§ Given entries

** begin **

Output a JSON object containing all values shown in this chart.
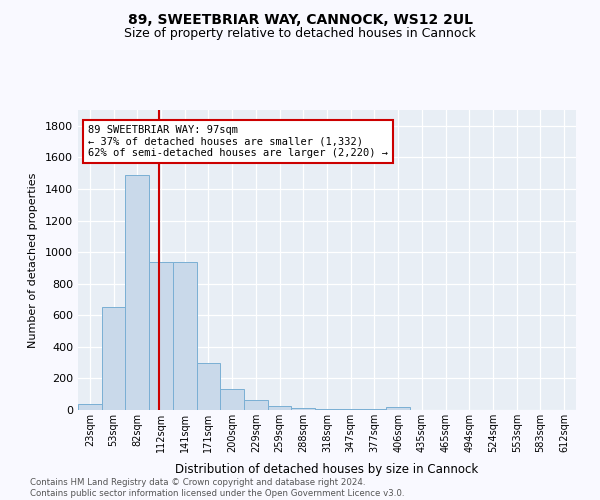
{
  "title1": "89, SWEETBRIAR WAY, CANNOCK, WS12 2UL",
  "title2": "Size of property relative to detached houses in Cannock",
  "xlabel": "Distribution of detached houses by size in Cannock",
  "ylabel": "Number of detached properties",
  "bar_color": "#c9d9ea",
  "bar_edge_color": "#7aafd4",
  "background_color": "#e8eef5",
  "grid_color": "#ffffff",
  "bin_labels": [
    "23sqm",
    "53sqm",
    "82sqm",
    "112sqm",
    "141sqm",
    "171sqm",
    "200sqm",
    "229sqm",
    "259sqm",
    "288sqm",
    "318sqm",
    "347sqm",
    "377sqm",
    "406sqm",
    "435sqm",
    "465sqm",
    "494sqm",
    "524sqm",
    "553sqm",
    "583sqm",
    "612sqm"
  ],
  "bar_heights": [
    35,
    650,
    1490,
    935,
    935,
    295,
    130,
    65,
    25,
    10,
    5,
    5,
    5,
    20,
    0,
    0,
    0,
    0,
    0,
    0,
    0
  ],
  "property_line_x": 2.935,
  "annotation_text": "89 SWEETBRIAR WAY: 97sqm\n← 37% of detached houses are smaller (1,332)\n62% of semi-detached houses are larger (2,220) →",
  "annotation_box_color": "#ffffff",
  "annotation_box_edge": "#cc0000",
  "red_line_color": "#cc0000",
  "footer_text": "Contains HM Land Registry data © Crown copyright and database right 2024.\nContains public sector information licensed under the Open Government Licence v3.0.",
  "ylim": [
    0,
    1900
  ],
  "yticks": [
    0,
    200,
    400,
    600,
    800,
    1000,
    1200,
    1400,
    1600,
    1800
  ],
  "fig_bg": "#f9f9ff"
}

** end **

§ Written problem
Repeat the data exactly, excluding the pictures.

§ Result of this task
Output a JSON object containing all values shown in this chart.
{
  "title1": "89, SWEETBRIAR WAY, CANNOCK, WS12 2UL",
  "title2": "Size of property relative to detached houses in Cannock",
  "xlabel": "Distribution of detached houses by size in Cannock",
  "ylabel": "Number of detached properties",
  "bar_color": "#c9d9ea",
  "bar_edge_color": "#7aafd4",
  "background_color": "#e8eef5",
  "grid_color": "#ffffff",
  "bin_labels": [
    "23sqm",
    "53sqm",
    "82sqm",
    "112sqm",
    "141sqm",
    "171sqm",
    "200sqm",
    "229sqm",
    "259sqm",
    "288sqm",
    "318sqm",
    "347sqm",
    "377sqm",
    "406sqm",
    "435sqm",
    "465sqm",
    "494sqm",
    "524sqm",
    "553sqm",
    "583sqm",
    "612sqm"
  ],
  "bar_heights": [
    35,
    650,
    1490,
    935,
    935,
    295,
    130,
    65,
    25,
    10,
    5,
    5,
    5,
    20,
    0,
    0,
    0,
    0,
    0,
    0,
    0
  ],
  "property_line_x": 2.935,
  "annotation_text": "89 SWEETBRIAR WAY: 97sqm\n← 37% of detached houses are smaller (1,332)\n62% of semi-detached houses are larger (2,220) →",
  "annotation_box_color": "#ffffff",
  "annotation_box_edge": "#cc0000",
  "red_line_color": "#cc0000",
  "footer_text": "Contains HM Land Registry data © Crown copyright and database right 2024.\nContains public sector information licensed under the Open Government Licence v3.0.",
  "ylim": [
    0,
    1900
  ],
  "yticks": [
    0,
    200,
    400,
    600,
    800,
    1000,
    1200,
    1400,
    1600,
    1800
  ],
  "fig_bg": "#f9f9ff"
}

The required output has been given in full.